Stated problem: Your task is to copy the listing exactly, with the pictures left out.

____ Supplied data

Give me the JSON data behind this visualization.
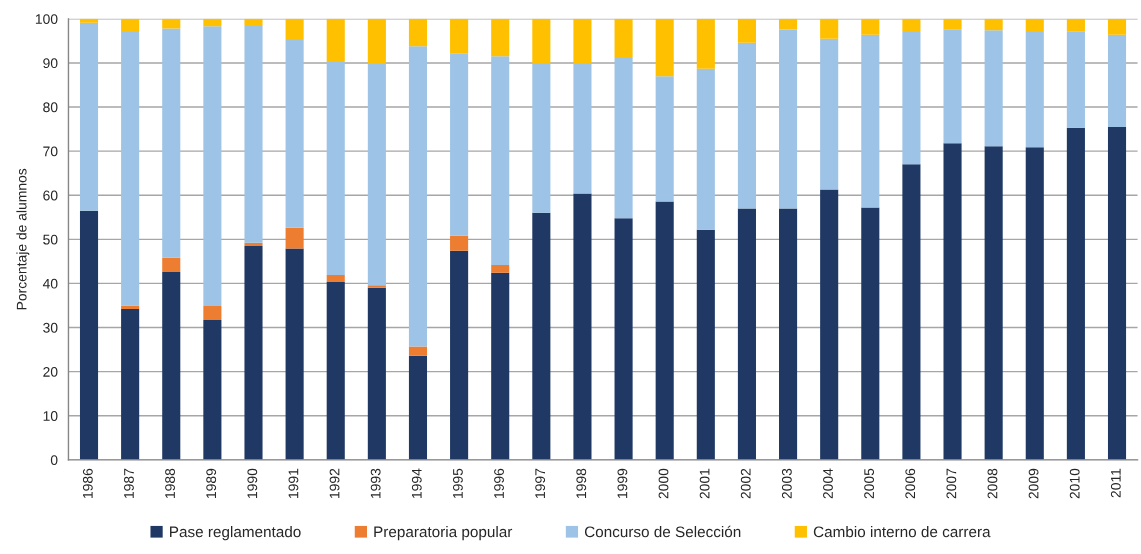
{
  "chart_data": {
    "type": "bar",
    "stacked": true,
    "ylabel": "Porcentaje de alumnos",
    "categories": [
      "1986",
      "1987",
      "1988",
      "1989",
      "1990",
      "1991",
      "1992",
      "1993",
      "1994",
      "1995",
      "1996",
      "1997",
      "1998",
      "1999",
      "2000",
      "2001",
      "2002",
      "2003",
      "2004",
      "2005",
      "2006",
      "2007",
      "2008",
      "2009",
      "2010",
      "2011"
    ],
    "series": [
      {
        "name": "Pase reglamentado",
        "color": "#1f3864",
        "values": [
          56.5,
          34.2,
          42.6,
          31.7,
          48.5,
          47.9,
          40.3,
          39.0,
          23.6,
          47.4,
          42.4,
          56.0,
          60.4,
          54.8,
          58.6,
          52.2,
          57.0,
          57.0,
          61.3,
          57.2,
          67.0,
          71.8,
          71.1,
          70.9,
          75.3,
          75.5
        ]
      },
      {
        "name": "Preparatoria popular",
        "color": "#ed7d31",
        "values": [
          null,
          0.8,
          3.2,
          3.2,
          0.7,
          4.7,
          1.6,
          0.6,
          2.1,
          3.4,
          1.8,
          null,
          null,
          null,
          null,
          null,
          null,
          null,
          null,
          null,
          null,
          null,
          null,
          null,
          null,
          null
        ]
      },
      {
        "name": "Concurso de Selección",
        "color": "#9dc3e6",
        "values": [
          42.6,
          62.0,
          52.0,
          63.4,
          49.2,
          42.6,
          48.3,
          50.3,
          68.1,
          41.3,
          47.3,
          34.0,
          29.6,
          36.3,
          28.4,
          36.5,
          37.6,
          40.6,
          34.2,
          39.2,
          30.0,
          25.7,
          26.3,
          26.1,
          21.9,
          20.9
        ]
      },
      {
        "name": "Cambio interno de carrera",
        "color": "#ffc000",
        "values": [
          0.9,
          3.0,
          2.2,
          1.7,
          1.6,
          4.8,
          9.8,
          10.1,
          6.2,
          7.9,
          8.5,
          10.0,
          10.0,
          8.9,
          13.0,
          11.3,
          5.4,
          2.4,
          4.5,
          3.6,
          3.0,
          2.5,
          2.6,
          3.0,
          2.8,
          3.6
        ]
      }
    ],
    "ylim": [
      0,
      100
    ],
    "yticks": [
      0,
      10,
      20,
      30,
      40,
      50,
      60,
      70,
      80,
      90,
      100
    ],
    "grid": "y",
    "legend": "bottom"
  }
}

________

Finished answer:
Give me the JSON data behind this visualization.
{
  "chart_data": {
    "type": "bar",
    "stacked": true,
    "ylabel": "Porcentaje de alumnos",
    "categories": [
      "1986",
      "1987",
      "1988",
      "1989",
      "1990",
      "1991",
      "1992",
      "1993",
      "1994",
      "1995",
      "1996",
      "1997",
      "1998",
      "1999",
      "2000",
      "2001",
      "2002",
      "2003",
      "2004",
      "2005",
      "2006",
      "2007",
      "2008",
      "2009",
      "2010",
      "2011"
    ],
    "series": [
      {
        "name": "Pase reglamentado",
        "color": "#1f3864",
        "values": [
          56.5,
          34.2,
          42.6,
          31.7,
          48.5,
          47.9,
          40.3,
          39.0,
          23.6,
          47.4,
          42.4,
          56.0,
          60.4,
          54.8,
          58.6,
          52.2,
          57.0,
          57.0,
          61.3,
          57.2,
          67.0,
          71.8,
          71.1,
          70.9,
          75.3,
          75.5
        ]
      },
      {
        "name": "Preparatoria popular",
        "color": "#ed7d31",
        "values": [
          null,
          0.8,
          3.2,
          3.2,
          0.7,
          4.7,
          1.6,
          0.6,
          2.1,
          3.4,
          1.8,
          null,
          null,
          null,
          null,
          null,
          null,
          null,
          null,
          null,
          null,
          null,
          null,
          null,
          null,
          null
        ]
      },
      {
        "name": "Concurso de Selección",
        "color": "#9dc3e6",
        "values": [
          42.6,
          62.0,
          52.0,
          63.4,
          49.2,
          42.6,
          48.3,
          50.3,
          68.1,
          41.3,
          47.3,
          34.0,
          29.6,
          36.3,
          28.4,
          36.5,
          37.6,
          40.6,
          34.2,
          39.2,
          30.0,
          25.7,
          26.3,
          26.1,
          21.9,
          20.9
        ]
      },
      {
        "name": "Cambio interno de carrera",
        "color": "#ffc000",
        "values": [
          0.9,
          3.0,
          2.2,
          1.7,
          1.6,
          4.8,
          9.8,
          10.1,
          6.2,
          7.9,
          8.5,
          10.0,
          10.0,
          8.9,
          13.0,
          11.3,
          5.4,
          2.4,
          4.5,
          3.6,
          3.0,
          2.5,
          2.6,
          3.0,
          2.8,
          3.6
        ]
      }
    ],
    "ylim": [
      0,
      100
    ],
    "yticks": [
      0,
      10,
      20,
      30,
      40,
      50,
      60,
      70,
      80,
      90,
      100
    ],
    "grid": "y",
    "legend": "bottom"
  }
}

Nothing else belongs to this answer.